Exercise brief: Give a verbatim copy of the lines below, minus the pictures.

○ ○ ○ ○ ○ ○ ○

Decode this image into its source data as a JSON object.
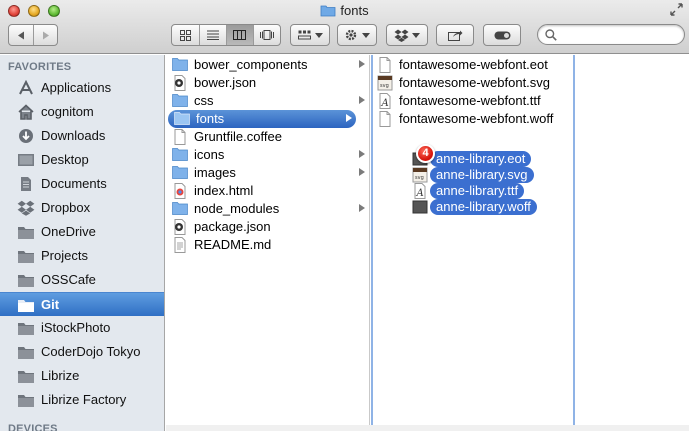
{
  "window": {
    "title": "fonts"
  },
  "toolbar": {
    "view_icons": [
      "icon-view-icon",
      "list-view-icon",
      "column-view-icon",
      "coverflow-view-icon"
    ],
    "active_view": "column"
  },
  "sidebar": {
    "favorites_header": "FAVORITES",
    "devices_header": "DEVICES",
    "items": [
      {
        "label": "Applications",
        "icon": "applications-icon"
      },
      {
        "label": "cognitom",
        "icon": "home-icon"
      },
      {
        "label": "Downloads",
        "icon": "downloads-icon"
      },
      {
        "label": "Desktop",
        "icon": "desktop-icon"
      },
      {
        "label": "Documents",
        "icon": "documents-icon"
      },
      {
        "label": "Dropbox",
        "icon": "dropbox-icon"
      },
      {
        "label": "OneDrive",
        "icon": "folder-icon"
      },
      {
        "label": "Projects",
        "icon": "folder-icon"
      },
      {
        "label": "OSSCafe",
        "icon": "folder-icon"
      },
      {
        "label": "Git",
        "icon": "folder-icon",
        "selected": true
      },
      {
        "label": "iStockPhoto",
        "icon": "folder-icon"
      },
      {
        "label": "CoderDojo Tokyo",
        "icon": "folder-icon"
      },
      {
        "label": "Librize",
        "icon": "folder-icon"
      },
      {
        "label": "Librize Factory",
        "icon": "folder-icon"
      }
    ]
  },
  "column1": {
    "items": [
      {
        "label": "bower_components",
        "type": "folder",
        "has_children": true
      },
      {
        "label": "bower.json",
        "type": "json"
      },
      {
        "label": "css",
        "type": "folder",
        "has_children": true
      },
      {
        "label": "fonts",
        "type": "folder",
        "has_children": true,
        "selected": true
      },
      {
        "label": "Gruntfile.coffee",
        "type": "file"
      },
      {
        "label": "icons",
        "type": "folder",
        "has_children": true
      },
      {
        "label": "images",
        "type": "folder",
        "has_children": true
      },
      {
        "label": "index.html",
        "type": "html"
      },
      {
        "label": "node_modules",
        "type": "folder",
        "has_children": true
      },
      {
        "label": "package.json",
        "type": "json"
      },
      {
        "label": "README.md",
        "type": "doc"
      }
    ]
  },
  "column2": {
    "items": [
      {
        "label": "fontawesome-webfont.eot",
        "type": "file"
      },
      {
        "label": "fontawesome-webfont.svg",
        "type": "svg"
      },
      {
        "label": "fontawesome-webfont.ttf",
        "type": "ttf"
      },
      {
        "label": "fontawesome-webfont.woff",
        "type": "file"
      }
    ]
  },
  "drag": {
    "badge_count": "4",
    "items": [
      {
        "label": "anne-library.eot",
        "type": "eot"
      },
      {
        "label": "anne-library.svg",
        "type": "svg"
      },
      {
        "label": "anne-library.ttf",
        "type": "ttf"
      },
      {
        "label": "anne-library.woff",
        "type": "woff"
      }
    ]
  },
  "colors": {
    "selection": "#2f6fc4",
    "sidebar_bg": "#e3e8ee",
    "badge": "#d5140c"
  }
}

○ ○ ○ ○ ○ ○ ○

Exercise answer:
Decode this image into its source data as a JSON object.
{
  "window": {
    "title": "fonts"
  },
  "toolbar": {
    "view_icons": [
      "icon-view-icon",
      "list-view-icon",
      "column-view-icon",
      "coverflow-view-icon"
    ],
    "active_view": "column"
  },
  "sidebar": {
    "favorites_header": "FAVORITES",
    "devices_header": "DEVICES",
    "items": [
      {
        "label": "Applications",
        "icon": "applications-icon"
      },
      {
        "label": "cognitom",
        "icon": "home-icon"
      },
      {
        "label": "Downloads",
        "icon": "downloads-icon"
      },
      {
        "label": "Desktop",
        "icon": "desktop-icon"
      },
      {
        "label": "Documents",
        "icon": "documents-icon"
      },
      {
        "label": "Dropbox",
        "icon": "dropbox-icon"
      },
      {
        "label": "OneDrive",
        "icon": "folder-icon"
      },
      {
        "label": "Projects",
        "icon": "folder-icon"
      },
      {
        "label": "OSSCafe",
        "icon": "folder-icon"
      },
      {
        "label": "Git",
        "icon": "folder-icon",
        "selected": true
      },
      {
        "label": "iStockPhoto",
        "icon": "folder-icon"
      },
      {
        "label": "CoderDojo Tokyo",
        "icon": "folder-icon"
      },
      {
        "label": "Librize",
        "icon": "folder-icon"
      },
      {
        "label": "Librize Factory",
        "icon": "folder-icon"
      }
    ]
  },
  "column1": {
    "items": [
      {
        "label": "bower_components",
        "type": "folder",
        "has_children": true
      },
      {
        "label": "bower.json",
        "type": "json"
      },
      {
        "label": "css",
        "type": "folder",
        "has_children": true
      },
      {
        "label": "fonts",
        "type": "folder",
        "has_children": true,
        "selected": true
      },
      {
        "label": "Gruntfile.coffee",
        "type": "file"
      },
      {
        "label": "icons",
        "type": "folder",
        "has_children": true
      },
      {
        "label": "images",
        "type": "folder",
        "has_children": true
      },
      {
        "label": "index.html",
        "type": "html"
      },
      {
        "label": "node_modules",
        "type": "folder",
        "has_children": true
      },
      {
        "label": "package.json",
        "type": "json"
      },
      {
        "label": "README.md",
        "type": "doc"
      }
    ]
  },
  "column2": {
    "items": [
      {
        "label": "fontawesome-webfont.eot",
        "type": "file"
      },
      {
        "label": "fontawesome-webfont.svg",
        "type": "svg"
      },
      {
        "label": "fontawesome-webfont.ttf",
        "type": "ttf"
      },
      {
        "label": "fontawesome-webfont.woff",
        "type": "file"
      }
    ]
  },
  "drag": {
    "badge_count": "4",
    "items": [
      {
        "label": "anne-library.eot",
        "type": "eot"
      },
      {
        "label": "anne-library.svg",
        "type": "svg"
      },
      {
        "label": "anne-library.ttf",
        "type": "ttf"
      },
      {
        "label": "anne-library.woff",
        "type": "woff"
      }
    ]
  },
  "colors": {
    "selection": "#2f6fc4",
    "sidebar_bg": "#e3e8ee",
    "badge": "#d5140c"
  }
}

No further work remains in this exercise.